◆ Soal Tertulis A
Tuliskan kembali dengan tepat bagian teks tentang perceraian menurut Alkitab, mulai dari "Pernikahan yang dibangun" sampai dengan "kematian yaitu perzinahan.".
◆ Soal Tertulis B
Lanjutkan teks tentang perceraian menurut Alkitab, mulai setelah kalimat terakhirnya.

◆ Kutipan Pilihan
Catatan Alkitab menunjukkan bahwa, perceraian tidak dilembagakan oleh Tuhan. Tidak ada indikasi dalam Alkitab yang menunjukkan bahwa Allah memperkenalkan dan melembagakan perceraian setelah Kejatuhan sebagai bagian dari tatanan-Nya bagi masyarakat manusia.
Perceraian adalah “buatan manusia,” bukan ditetapkan secara ilahi. Perceraian merupakan penolakan manusia terhadap rencana Allah yang semula untuk ikatan pernikahan yang tak terpisahkan.
Pernikahan yang dibangun oleh Allah tidak ada opsi perceraian. Setelah berdosa ada perpisahan karena kematian.
“Demikianlah mereka bukan lagi dua, melainkan satu. Karena itu, apa yang telah dipersatukan Allah, tidak boleh diceraikan manusia.” Matius 19:6
Kemudian hari perceraian diijinkan selain kematian yaitu perzinahan.

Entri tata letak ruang
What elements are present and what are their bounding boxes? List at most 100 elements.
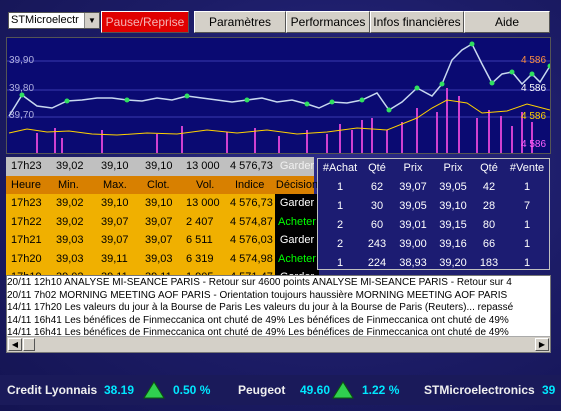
order-book-cell: 39,00 <box>399 238 427 250</box>
price-marker <box>329 99 335 105</box>
cell-clot: 39,07 <box>145 215 173 228</box>
header-volume: Vol. <box>196 178 215 191</box>
header-close: Clot. <box>147 178 170 191</box>
header-time: Heure <box>11 178 41 191</box>
order-book-cell: 183 <box>479 257 499 269</box>
table-row[interactable]: 17h21 39,03 39,07 39,07 6 511 4 576,03 Garder <box>6 231 319 250</box>
order-book-cell: 2 <box>336 219 344 231</box>
table-row[interactable]: 17h23 39,02 39,10 39,10 13 000 4 576,73 Garder <box>6 194 319 213</box>
ticker-price: 39 <box>542 383 556 397</box>
cell-decision: Acheter <box>275 249 319 268</box>
price-line <box>8 42 550 117</box>
current-quote-row[interactable]: 17h23 39,02 39,10 39,10 13 000 4 576,73 … <box>6 157 314 176</box>
header-sell-price: Prix <box>443 162 463 174</box>
order-book-cell: 1 <box>336 181 344 193</box>
price-marker <box>244 97 250 103</box>
ticker-price: 49.60 <box>300 383 331 397</box>
cell-max: 39,11 <box>101 252 128 265</box>
chevron-down-icon[interactable]: ▼ <box>84 13 99 28</box>
cell-decision: Garder <box>275 194 319 213</box>
order-book-cell: 66 <box>482 238 496 250</box>
cell-heure: 17h21 <box>11 234 42 246</box>
scroll-left-icon[interactable]: ◀ <box>8 338 22 351</box>
cell-min: 39,02 <box>56 160 84 172</box>
cell-vol: 6 511 <box>186 234 213 246</box>
order-book-cell: 39,16 <box>439 238 467 250</box>
scroll-right-icon[interactable]: ▶ <box>535 338 549 351</box>
order-book-header: #Achat Qté Prix Prix Qté #Vente <box>318 159 549 178</box>
stock-selector[interactable]: STMicroelectr ▼ <box>8 12 100 29</box>
cell-min: 39,03 <box>56 234 84 246</box>
order-book-cell: 80 <box>482 219 496 231</box>
ticker-name: Peugeot <box>238 383 286 397</box>
stock-ticker: Credit Lyonnais 38.19 0.50 % Peugeot 49.… <box>0 375 561 405</box>
horizontal-scrollbar[interactable]: ◀ ▶ <box>7 336 550 352</box>
news-item[interactable]: 20/11 7h02 MORNING MEETING AOF PARIS - O… <box>7 289 507 302</box>
news-item[interactable]: 14/11 17h20 Les valeurs du jour à la Bou… <box>7 301 513 314</box>
order-book-cell: 1 <box>523 219 531 231</box>
order-book-row[interactable]: 1 62 39,07 39,05 42 1 <box>318 178 549 197</box>
header-buy-count: #Achat <box>322 162 358 174</box>
news-feed[interactable]: 20/11 12h10 ANALYSE MI-SEANCE PARIS - Re… <box>6 275 551 353</box>
header-buy-qty: Qté <box>368 162 386 174</box>
price-marker <box>439 81 445 87</box>
order-book-cell: 42 <box>482 181 496 193</box>
order-book-row[interactable]: 2 60 39,01 39,15 80 1 <box>318 216 549 235</box>
price-marker <box>124 97 130 103</box>
order-book-cell: 62 <box>370 181 384 193</box>
performances-button[interactable]: Performances <box>286 11 370 33</box>
cell-heure: 17h22 <box>11 215 42 228</box>
cell-indice: 4 574,98 <box>230 252 273 265</box>
order-book-cell: 39,20 <box>439 257 467 269</box>
price-marker <box>469 41 475 47</box>
ticker-price: 38.19 <box>104 383 135 397</box>
table-row[interactable]: 17h20 39,03 39,11 39,03 6 319 4 574,98 Acheter <box>6 249 319 268</box>
order-book-row[interactable]: 1 224 38,93 39,20 183 1 <box>318 254 549 273</box>
order-book-row[interactable]: 2 243 39,00 39,16 66 1 <box>318 235 549 254</box>
order-book-row[interactable]: 1 30 39,05 39,10 28 7 <box>318 197 549 216</box>
header-sell-count: #Vente <box>509 162 545 174</box>
price-markers <box>19 41 550 113</box>
intraday-chart: 39,90 39,80 39,70 4 586 4 586 4 586 4 58… <box>6 37 551 154</box>
price-marker <box>509 69 515 75</box>
scroll-thumb[interactable] <box>23 338 35 351</box>
cell-heure: 17h20 <box>11 252 42 265</box>
cell-indice: 4 576,73 <box>230 197 273 209</box>
cell-max: 39,10 <box>101 197 129 209</box>
cell-decision: Garder <box>279 160 315 172</box>
y-axis-label: 39,70 <box>9 110 35 121</box>
order-book-cell: 2 <box>336 238 344 250</box>
table-row[interactable]: 17h22 39,02 39,07 39,07 2 407 4 574,87 Acheter <box>6 212 319 231</box>
news-item[interactable]: 14/11 16h41 Les bénéfices de Finmeccanic… <box>7 314 509 327</box>
stock-selector-value: STMicroelectr <box>11 14 79 26</box>
index-right-label: 4 586 <box>521 111 547 122</box>
y-axis-label: 39,90 <box>9 55 35 66</box>
news-item[interactable]: 20/11 12h10 ANALYSE MI-SEANCE PARIS - Re… <box>7 276 512 289</box>
order-book-cell: 38,93 <box>399 257 427 269</box>
order-book-cell: 39,07 <box>399 181 427 193</box>
price-right-label: 4 586 <box>521 83 547 94</box>
cell-clot: 39,07 <box>145 234 173 246</box>
help-button[interactable]: Aide <box>464 11 550 33</box>
cell-clot: 39,10 <box>145 197 173 209</box>
cell-volume: 13 000 <box>186 160 220 172</box>
price-marker <box>304 101 310 107</box>
cell-indice: 4 574,87 <box>230 215 273 228</box>
y-axis-label: 39,80 <box>9 83 35 94</box>
financial-info-button[interactable]: Infos financières <box>370 11 464 33</box>
order-book-cell: 60 <box>370 219 384 231</box>
cell-index: 4 576,73 <box>230 160 273 172</box>
price-marker <box>359 97 365 103</box>
pause-resume-button[interactable]: Pause/Reprise <box>101 11 189 33</box>
toolbar: STMicroelectr ▼ Pause/Reprise Paramètres… <box>6 9 551 35</box>
order-book-cell: 1 <box>336 200 344 212</box>
header-max: Max. <box>103 178 127 191</box>
up-arrow-icon <box>332 381 354 399</box>
cell-min: 39,03 <box>56 252 84 265</box>
header-buy-price: Prix <box>403 162 423 174</box>
order-book-cell: 39,05 <box>439 181 467 193</box>
cell-vol: 13 000 <box>186 197 220 209</box>
cell-indice: 4 576,03 <box>230 234 273 246</box>
header-decision: Décision <box>275 178 319 191</box>
settings-button[interactable]: Paramètres <box>194 11 286 33</box>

◆ Jawaban Akhir A
Pernikahan yang dibangun oleh Allah tidak ada opsi perceraian. Setelah berdosa ada perpisahan karena kematian.
“Demikianlah mereka bukan lagi dua, melainkan satu. Karena itu, apa yang telah dipersatukan Allah, tidak boleh diceraikan manusia.” Matius 19:6
Kemudian hari perceraian diijinkan selain kematian yaitu perzinahan.

◆ Jawaban Akhir B
“Tetapi Aku berkata kepadamu: Barangsiapa menceraikan isterinya, kecuali karena zinah, lalu kawin dengan perempuan lain, ia berbuat zinah.” Matius 19:6.
Tetapi perzinahan bukan menjadi alasan bercerai. Jika pasangan yang bersalah bertobat, maka dia harus diterima Kembali untuk keutuhan pernikahan. Segala sesuatu harus diusahakan untuk mencegah perceraian.
Dalam Alkitab perceraian terjadi karena “kekerasan” hati manusia, Musa “mengizinkan” perceraian (Mat. 19:8).
Mengizinkan suatu praktik tidak sama dengan melembagakannya. Ketika perceraian pertama kali muncul di dalam Alkitab, praktiknya sudah ada.
Apa yang Allah lakukan melalui Musa adalah mengatur perceraian untuk mencegah penyalahgunaannya.
Ini tidak berarti bahwa Tuhan mengedipkan mata pada perceraian. Sebaliknya, Allah mengakui keberadaannya dan mengaturnya untuk mencegah situasi yang buruk menjadi lebih buruk.
Pada masa sebelum Musa, perceraian merupakan hal yang umum di antara bangsa-bangsa kafir.
Seorang pria bisa menceraikan pasangannya dengan alasan apa pun hanya dengan mengatakan kepadanya di hadapan para saksi, “Kamu bukan lagi istriku.”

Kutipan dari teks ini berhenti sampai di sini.